> _AIM OF THE TASK_
All of the data needs to be repeated exactly.

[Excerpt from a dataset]

────────────────────────────────────────

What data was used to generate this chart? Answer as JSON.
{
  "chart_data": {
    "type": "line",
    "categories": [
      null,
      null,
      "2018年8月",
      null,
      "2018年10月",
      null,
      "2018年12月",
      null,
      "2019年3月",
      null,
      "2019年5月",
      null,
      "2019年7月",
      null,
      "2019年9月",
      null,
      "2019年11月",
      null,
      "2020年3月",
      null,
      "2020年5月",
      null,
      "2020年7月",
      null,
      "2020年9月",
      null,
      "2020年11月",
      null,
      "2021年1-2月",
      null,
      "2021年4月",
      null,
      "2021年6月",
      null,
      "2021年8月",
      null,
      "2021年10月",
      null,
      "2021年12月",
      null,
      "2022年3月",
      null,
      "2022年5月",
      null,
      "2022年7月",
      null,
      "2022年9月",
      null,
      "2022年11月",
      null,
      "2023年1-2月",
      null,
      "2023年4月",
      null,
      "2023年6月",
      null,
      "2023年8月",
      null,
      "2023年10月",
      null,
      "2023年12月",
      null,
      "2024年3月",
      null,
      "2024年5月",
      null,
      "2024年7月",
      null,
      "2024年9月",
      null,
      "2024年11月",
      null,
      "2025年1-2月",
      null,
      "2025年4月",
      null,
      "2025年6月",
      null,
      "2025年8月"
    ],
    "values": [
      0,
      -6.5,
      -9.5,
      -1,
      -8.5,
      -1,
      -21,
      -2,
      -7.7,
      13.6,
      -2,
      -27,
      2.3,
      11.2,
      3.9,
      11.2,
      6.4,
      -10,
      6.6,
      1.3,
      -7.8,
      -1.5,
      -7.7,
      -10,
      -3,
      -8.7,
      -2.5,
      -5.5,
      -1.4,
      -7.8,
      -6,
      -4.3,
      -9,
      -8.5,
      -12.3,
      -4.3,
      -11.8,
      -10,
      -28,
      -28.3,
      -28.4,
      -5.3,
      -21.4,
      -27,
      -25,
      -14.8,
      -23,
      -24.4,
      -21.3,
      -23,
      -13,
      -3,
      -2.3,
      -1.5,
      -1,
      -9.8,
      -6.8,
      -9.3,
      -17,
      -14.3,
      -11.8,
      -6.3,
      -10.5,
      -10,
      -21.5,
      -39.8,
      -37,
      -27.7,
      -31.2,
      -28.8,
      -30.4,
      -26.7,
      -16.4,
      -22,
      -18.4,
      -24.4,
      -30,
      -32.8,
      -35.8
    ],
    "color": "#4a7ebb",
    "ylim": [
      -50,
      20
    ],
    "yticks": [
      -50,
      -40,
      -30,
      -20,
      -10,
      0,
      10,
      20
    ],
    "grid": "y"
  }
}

────────────────────────────────────────

> _CORRECT ANSWER_
What data was used to generate this chart? Answer as JSON.
{
  "chart_data": {
    "type": "line",
    "categories": [
      null,
      null,
      "2018年8月",
      null,
      "2018年10月",
      null,
      "2018年12月",
      null,
      "2019年3月",
      null,
      "2019年5月",
      null,
      "2019年7月",
      null,
      "2019年9月",
      null,
      "2019年11月",
      null,
      "2020年3月",
      null,
      "2020年5月",
      null,
      "2020年7月",
      null,
      "2020年9月",
      null,
      "2020年11月",
      null,
      "2021年1-2月",
      null,
      "2021年4月",
      null,
      "2021年6月",
      null,
      "2021年8月",
      null,
      "2021年10月",
      null,
      "2021年12月",
      null,
      "2022年3月",
      null,
      "2022年5月",
      null,
      "2022年7月",
      null,
      "2022年9月",
      null,
      "2022年11月",
      null,
      "2023年1-2月",
      null,
      "2023年4月",
      null,
      "2023年6月",
      null,
      "2023年8月",
      null,
      "2023年10月",
      null,
      "2023年12月",
      null,
      "2024年3月",
      null,
      "2024年5月",
      null,
      "2024年7月",
      null,
      "2024年9月",
      null,
      "2024年11月",
      null,
      "2025年1-2月",
      null,
      "2025年4月",
      null,
      "2025年6月",
      null,
      "2025年8月"
    ],
    "values": [
      0,
      -6.5,
      -9.5,
      -1,
      -8.5,
      -1,
      -21,
      -2,
      -7.7,
      13.6,
      -2,
      -27,
      2.3,
      11.2,
      3.9,
      11.2,
      6.4,
      -10,
      6.6,
      1.3,
      -7.8,
      -1.5,
      -7.7,
      -10,
      -3,
      -8.7,
      -2.5,
      -5.5,
      -1.4,
      -7.8,
      -6,
      -4.3,
      -9,
      -8.5,
      -12.3,
      -4.3,
      -11.8,
      -10,
      -28,
      -28.3,
      -28.4,
      -5.3,
      -21.4,
      -27,
      -25,
      -14.8,
      -23,
      -24.4,
      -21.3,
      -23,
      -13,
      -3,
      -2.3,
      -1.5,
      -1,
      -9.8,
      -6.8,
      -9.3,
      -17,
      -14.3,
      -11.8,
      -6.3,
      -10.5,
      -10,
      -21.5,
      -39.8,
      -37,
      -27.7,
      -31.2,
      -28.8,
      -30.4,
      -26.7,
      -16.4,
      -22,
      -18.4,
      -24.4,
      -30,
      -32.8,
      -35.8
    ],
    "color": "#4a7ebb",
    "ylim": [
      -50,
      20
    ],
    "yticks": [
      -50,
      -40,
      -30,
      -20,
      -10,
      0,
      10,
      20
    ],
    "grid": "y"
  }
}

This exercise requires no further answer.